Write out each line that follows exactly as it stands, without the pictures.

Start Rows

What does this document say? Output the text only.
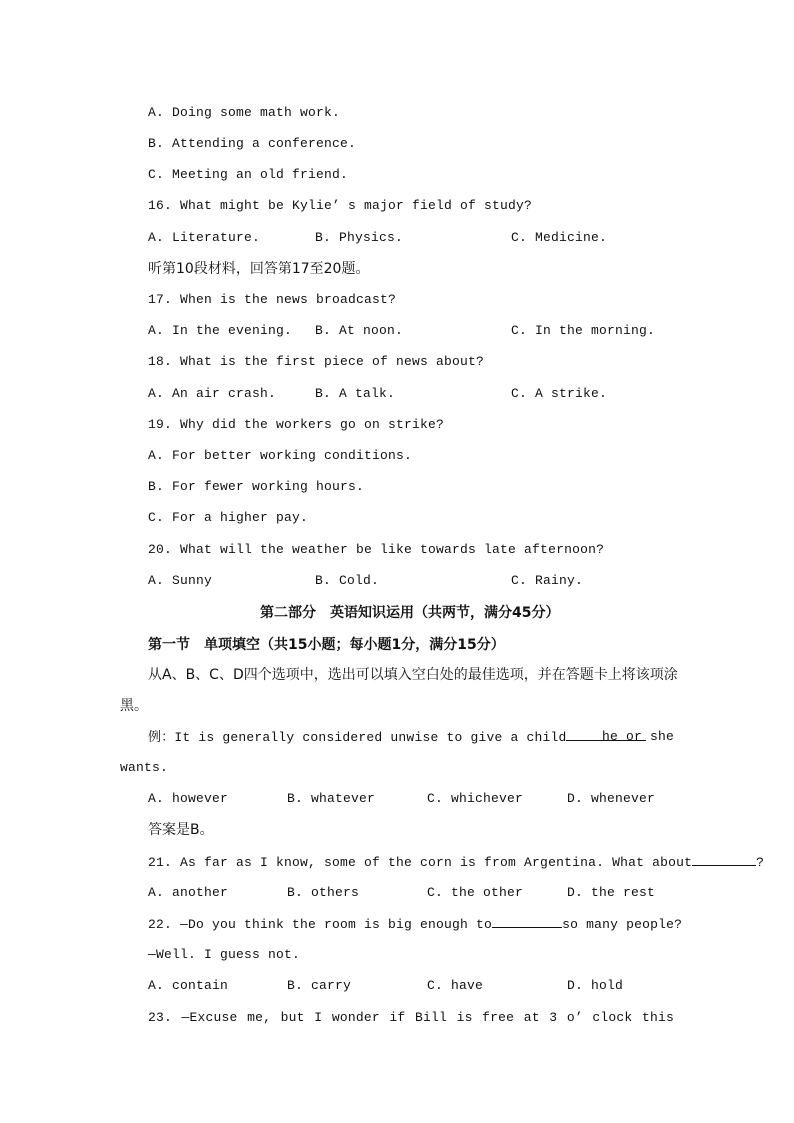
A. Doing some math work.
B. Attending a conference.
C. Meeting an old friend.
16. What might be Kylie’ s major field of study?
A. Literature.	B. Physics.	C. Medicine.
听第10段材料，回答第17至20题。
17. When is the news broadcast?
A. In the evening. B. At noon.	C. In the morning.
18. What is the first piece of news about?
A. An air crash.	B. A talk.	C. A strike.
19. Why did the workers go on strike?
A. For better working conditions.
B. For fewer working hours.
C. For a higher pay.
20. What will the weather be like towards late afternoon?
A. Sunny	B. Cold.	C. Rainy.
第二部分　英语知识运用（共两节，满分45分）
第一节　单项填空（共15小题；每小题1分，满分15分）
从A、B、C、D四个选项中，选出可以填入空白处的最佳选项，并在答题卡上将该项涂
黑。
例：It is generally considered unwise to give a child	he or she
wants.
A. however	B. whatever	C. whichever	D. whenever
答案是B。
21. As far as I know, some of the corn is from Argentina. What about	?
A. another	B. others	C. the other	D. the rest
22. —Do you think the room is big enough to	so many people?
—Well. I guess not.
A. contain	B. carry	C. have	D. hold
23. —Excuse me, but I wonder if Bill is free at 3 o’ clock this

End Rows

**Answer to this exercise**:
What does this document say? Output the text only.
A. Doing some math work.
B. Attending a conference.
C. Meeting an old friend.
16. What might be Kylie’ s major field of study?
A. Literature.	B. Physics.	C. Medicine.
听第10段材料，回答第17至20题。
17. When is the news broadcast?
A. In the evening. B. At noon.	C. In the morning.
18. What is the first piece of news about?
A. An air crash.	B. A talk.	C. A strike.
19. Why did the workers go on strike?
A. For better working conditions.
B. For fewer working hours.
C. For a higher pay.
20. What will the weather be like towards late afternoon?
A. Sunny	B. Cold.	C. Rainy.
第二部分　英语知识运用（共两节，满分45分）
第一节　单项填空（共15小题；每小题1分，满分15分）
从A、B、C、D四个选项中，选出可以填入空白处的最佳选项，并在答题卡上将该项涂
黑。
例：It is generally considered unwise to give a child	he or she
wants.
A. however	B. whatever	C. whichever	D. whenever
答案是B。
21. As far as I know, some of the corn is from Argentina. What about	?
A. another	B. others	C. the other	D. the rest
22. —Do you think the room is big enough to	so many people?
—Well. I guess not.
A. contain	B. carry	C. have	D. hold
23. —Excuse me, but I wonder if Bill is free at 3 o’ clock this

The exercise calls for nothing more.